Give only the number of lines that hold the word "color".
---+---
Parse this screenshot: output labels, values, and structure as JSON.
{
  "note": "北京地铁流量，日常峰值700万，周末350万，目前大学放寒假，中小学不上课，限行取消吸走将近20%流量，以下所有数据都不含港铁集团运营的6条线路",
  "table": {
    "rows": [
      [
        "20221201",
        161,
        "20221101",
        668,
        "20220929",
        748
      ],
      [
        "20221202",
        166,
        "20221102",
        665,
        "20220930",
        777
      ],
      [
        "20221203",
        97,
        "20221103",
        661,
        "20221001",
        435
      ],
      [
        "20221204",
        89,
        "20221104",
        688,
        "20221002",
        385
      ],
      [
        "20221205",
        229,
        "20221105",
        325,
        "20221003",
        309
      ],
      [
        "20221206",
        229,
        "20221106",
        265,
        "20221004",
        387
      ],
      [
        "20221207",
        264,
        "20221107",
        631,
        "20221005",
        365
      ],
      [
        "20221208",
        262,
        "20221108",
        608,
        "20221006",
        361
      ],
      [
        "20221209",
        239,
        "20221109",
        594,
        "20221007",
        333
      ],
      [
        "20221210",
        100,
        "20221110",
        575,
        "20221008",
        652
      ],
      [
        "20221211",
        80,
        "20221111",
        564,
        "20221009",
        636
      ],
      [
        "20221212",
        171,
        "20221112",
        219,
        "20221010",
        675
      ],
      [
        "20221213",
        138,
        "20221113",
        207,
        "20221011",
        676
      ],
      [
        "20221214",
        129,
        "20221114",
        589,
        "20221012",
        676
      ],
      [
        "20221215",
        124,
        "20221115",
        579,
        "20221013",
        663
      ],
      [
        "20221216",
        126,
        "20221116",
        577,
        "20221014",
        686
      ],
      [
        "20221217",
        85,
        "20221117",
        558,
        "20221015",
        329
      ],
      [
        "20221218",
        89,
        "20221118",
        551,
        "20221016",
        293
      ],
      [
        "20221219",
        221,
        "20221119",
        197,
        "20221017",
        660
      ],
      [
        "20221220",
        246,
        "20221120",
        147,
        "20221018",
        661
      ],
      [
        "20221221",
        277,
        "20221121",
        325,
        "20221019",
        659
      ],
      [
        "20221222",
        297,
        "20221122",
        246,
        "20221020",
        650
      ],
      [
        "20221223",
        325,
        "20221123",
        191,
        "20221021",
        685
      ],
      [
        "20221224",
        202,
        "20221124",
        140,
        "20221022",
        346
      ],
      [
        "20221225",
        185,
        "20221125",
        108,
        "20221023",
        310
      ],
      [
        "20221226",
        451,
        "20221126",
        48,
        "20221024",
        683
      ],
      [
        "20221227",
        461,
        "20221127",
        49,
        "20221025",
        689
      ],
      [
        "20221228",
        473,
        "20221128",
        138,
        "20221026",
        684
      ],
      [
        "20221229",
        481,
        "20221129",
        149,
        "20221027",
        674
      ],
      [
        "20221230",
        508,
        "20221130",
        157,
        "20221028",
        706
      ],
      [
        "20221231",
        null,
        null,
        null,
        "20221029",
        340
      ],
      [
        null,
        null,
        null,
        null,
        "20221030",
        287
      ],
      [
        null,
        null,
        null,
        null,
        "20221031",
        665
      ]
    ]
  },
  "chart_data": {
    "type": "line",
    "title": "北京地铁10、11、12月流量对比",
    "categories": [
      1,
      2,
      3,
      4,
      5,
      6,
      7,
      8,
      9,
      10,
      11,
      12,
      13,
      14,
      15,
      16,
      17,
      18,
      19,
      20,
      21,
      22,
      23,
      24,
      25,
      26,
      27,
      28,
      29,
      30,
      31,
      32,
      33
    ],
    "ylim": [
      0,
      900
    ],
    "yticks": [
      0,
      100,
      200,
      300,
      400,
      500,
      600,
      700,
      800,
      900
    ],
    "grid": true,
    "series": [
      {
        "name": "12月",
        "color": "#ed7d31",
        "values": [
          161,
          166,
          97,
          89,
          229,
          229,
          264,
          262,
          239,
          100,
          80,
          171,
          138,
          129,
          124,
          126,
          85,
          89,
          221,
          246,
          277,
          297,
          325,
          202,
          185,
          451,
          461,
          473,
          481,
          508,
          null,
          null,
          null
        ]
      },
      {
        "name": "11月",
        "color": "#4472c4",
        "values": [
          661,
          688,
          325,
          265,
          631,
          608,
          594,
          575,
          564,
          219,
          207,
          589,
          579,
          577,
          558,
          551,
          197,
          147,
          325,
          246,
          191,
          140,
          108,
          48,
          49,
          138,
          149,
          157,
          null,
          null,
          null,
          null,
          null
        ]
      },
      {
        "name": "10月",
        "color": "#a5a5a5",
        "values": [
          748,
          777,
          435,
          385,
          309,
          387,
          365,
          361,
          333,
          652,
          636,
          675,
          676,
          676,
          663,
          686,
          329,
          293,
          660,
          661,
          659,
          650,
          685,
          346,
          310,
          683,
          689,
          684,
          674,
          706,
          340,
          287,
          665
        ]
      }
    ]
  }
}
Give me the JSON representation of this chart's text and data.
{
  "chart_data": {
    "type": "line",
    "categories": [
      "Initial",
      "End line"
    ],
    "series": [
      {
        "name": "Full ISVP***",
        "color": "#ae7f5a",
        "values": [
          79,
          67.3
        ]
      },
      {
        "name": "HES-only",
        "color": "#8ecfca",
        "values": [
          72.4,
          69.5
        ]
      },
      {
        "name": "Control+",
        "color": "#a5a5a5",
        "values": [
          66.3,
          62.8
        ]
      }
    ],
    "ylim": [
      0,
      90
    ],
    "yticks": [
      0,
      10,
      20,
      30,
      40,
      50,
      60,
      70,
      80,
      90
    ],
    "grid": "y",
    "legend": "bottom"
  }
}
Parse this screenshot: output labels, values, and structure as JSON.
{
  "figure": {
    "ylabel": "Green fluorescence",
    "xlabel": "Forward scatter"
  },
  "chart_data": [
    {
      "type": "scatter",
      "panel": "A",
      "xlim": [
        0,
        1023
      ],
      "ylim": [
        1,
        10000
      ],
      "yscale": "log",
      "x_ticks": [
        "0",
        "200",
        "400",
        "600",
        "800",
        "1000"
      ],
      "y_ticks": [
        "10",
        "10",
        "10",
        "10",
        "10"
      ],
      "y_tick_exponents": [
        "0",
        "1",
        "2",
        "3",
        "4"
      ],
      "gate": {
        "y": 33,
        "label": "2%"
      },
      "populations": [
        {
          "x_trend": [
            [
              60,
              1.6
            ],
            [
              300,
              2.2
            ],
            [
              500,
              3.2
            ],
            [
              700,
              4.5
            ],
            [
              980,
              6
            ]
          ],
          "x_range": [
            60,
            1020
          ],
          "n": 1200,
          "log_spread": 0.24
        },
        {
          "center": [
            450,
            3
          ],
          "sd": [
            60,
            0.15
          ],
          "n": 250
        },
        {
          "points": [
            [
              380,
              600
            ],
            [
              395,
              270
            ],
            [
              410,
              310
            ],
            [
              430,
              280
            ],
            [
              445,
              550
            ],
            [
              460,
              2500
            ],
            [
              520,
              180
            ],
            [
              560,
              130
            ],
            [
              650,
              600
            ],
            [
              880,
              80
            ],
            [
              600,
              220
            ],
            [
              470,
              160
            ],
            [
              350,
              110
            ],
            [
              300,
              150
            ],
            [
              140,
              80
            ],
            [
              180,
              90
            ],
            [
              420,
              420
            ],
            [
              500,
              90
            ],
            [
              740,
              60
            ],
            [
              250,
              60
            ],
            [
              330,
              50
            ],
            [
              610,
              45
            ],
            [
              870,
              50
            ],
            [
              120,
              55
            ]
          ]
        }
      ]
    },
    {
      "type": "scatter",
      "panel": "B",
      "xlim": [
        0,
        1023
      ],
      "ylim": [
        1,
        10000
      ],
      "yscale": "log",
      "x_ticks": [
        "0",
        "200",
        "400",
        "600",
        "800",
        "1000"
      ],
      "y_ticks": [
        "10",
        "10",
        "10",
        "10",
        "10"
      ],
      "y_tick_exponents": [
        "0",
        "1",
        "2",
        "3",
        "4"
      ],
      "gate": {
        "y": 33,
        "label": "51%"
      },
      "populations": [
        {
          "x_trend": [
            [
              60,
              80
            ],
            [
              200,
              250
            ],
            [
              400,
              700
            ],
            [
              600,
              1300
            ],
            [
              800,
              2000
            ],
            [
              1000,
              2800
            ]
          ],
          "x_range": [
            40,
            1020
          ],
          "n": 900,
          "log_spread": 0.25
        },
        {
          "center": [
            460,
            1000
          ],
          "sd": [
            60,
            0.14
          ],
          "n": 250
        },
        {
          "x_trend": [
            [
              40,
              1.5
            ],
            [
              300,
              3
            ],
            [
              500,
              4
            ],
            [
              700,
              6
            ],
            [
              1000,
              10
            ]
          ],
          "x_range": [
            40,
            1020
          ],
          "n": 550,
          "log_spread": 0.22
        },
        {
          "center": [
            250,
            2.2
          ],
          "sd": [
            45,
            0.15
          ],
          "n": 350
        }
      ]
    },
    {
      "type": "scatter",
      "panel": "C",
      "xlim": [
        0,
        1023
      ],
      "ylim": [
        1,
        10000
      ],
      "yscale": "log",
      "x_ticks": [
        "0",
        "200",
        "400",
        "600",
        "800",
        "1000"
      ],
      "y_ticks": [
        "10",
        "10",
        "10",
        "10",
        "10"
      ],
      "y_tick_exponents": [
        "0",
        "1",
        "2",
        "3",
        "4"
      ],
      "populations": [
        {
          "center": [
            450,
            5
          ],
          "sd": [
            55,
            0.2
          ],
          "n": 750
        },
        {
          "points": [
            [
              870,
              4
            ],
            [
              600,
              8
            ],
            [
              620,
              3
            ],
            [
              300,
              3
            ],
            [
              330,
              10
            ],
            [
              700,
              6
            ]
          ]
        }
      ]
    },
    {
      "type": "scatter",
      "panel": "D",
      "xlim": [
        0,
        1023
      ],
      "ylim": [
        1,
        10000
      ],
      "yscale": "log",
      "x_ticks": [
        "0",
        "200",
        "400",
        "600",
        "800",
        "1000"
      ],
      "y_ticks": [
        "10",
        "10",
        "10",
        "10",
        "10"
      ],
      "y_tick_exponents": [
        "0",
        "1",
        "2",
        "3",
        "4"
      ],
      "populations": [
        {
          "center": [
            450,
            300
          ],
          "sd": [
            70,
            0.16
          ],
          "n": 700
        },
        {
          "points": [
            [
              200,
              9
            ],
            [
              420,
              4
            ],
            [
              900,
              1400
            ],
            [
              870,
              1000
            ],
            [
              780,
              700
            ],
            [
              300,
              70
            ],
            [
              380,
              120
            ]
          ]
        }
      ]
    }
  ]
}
---+---
§ **RESPONSE TO THE EXERCISE**
6